■ **Problem**
Repeat exactly each line of the data provided below.

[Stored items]
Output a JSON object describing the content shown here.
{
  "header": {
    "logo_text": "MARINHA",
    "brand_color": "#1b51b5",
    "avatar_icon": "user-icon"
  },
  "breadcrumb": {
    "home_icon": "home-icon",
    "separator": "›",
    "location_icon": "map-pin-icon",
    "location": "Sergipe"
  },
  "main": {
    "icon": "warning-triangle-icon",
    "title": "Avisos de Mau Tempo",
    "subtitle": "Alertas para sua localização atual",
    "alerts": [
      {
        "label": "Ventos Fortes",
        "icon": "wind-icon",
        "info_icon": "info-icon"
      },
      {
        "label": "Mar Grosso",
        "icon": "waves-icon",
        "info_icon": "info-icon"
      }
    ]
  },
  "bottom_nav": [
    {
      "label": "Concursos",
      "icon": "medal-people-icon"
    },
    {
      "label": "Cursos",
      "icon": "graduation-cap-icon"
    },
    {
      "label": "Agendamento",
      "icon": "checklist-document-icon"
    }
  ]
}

■ **Solution for this problem**
Output a JSON object describing the content shown here.
{
  "header": {
    "logo_text": "MARINHA",
    "brand_color": "#1b51b5",
    "avatar_icon": "user-icon"
  },
  "breadcrumb": {
    "home_icon": "home-icon",
    "separator": "›",
    "location_icon": "map-pin-icon",
    "location": "Sergipe"
  },
  "main": {
    "icon": "warning-triangle-icon",
    "title": "Avisos de Mau Tempo",
    "subtitle": "Alertas para sua localização atual",
    "alerts": [
      {
        "label": "Ventos Fortes",
        "icon": "wind-icon",
        "info_icon": "info-icon"
      },
      {
        "label": "Mar Grosso",
        "icon": "waves-icon",
        "info_icon": "info-icon"
      }
    ]
  },
  "bottom_nav": [
    {
      "label": "Concursos",
      "icon": "medal-people-icon"
    },
    {
      "label": "Cursos",
      "icon": "graduation-cap-icon"
    },
    {
      "label": "Agendamento",
      "icon": "checklist-document-icon"
    }
  ]
}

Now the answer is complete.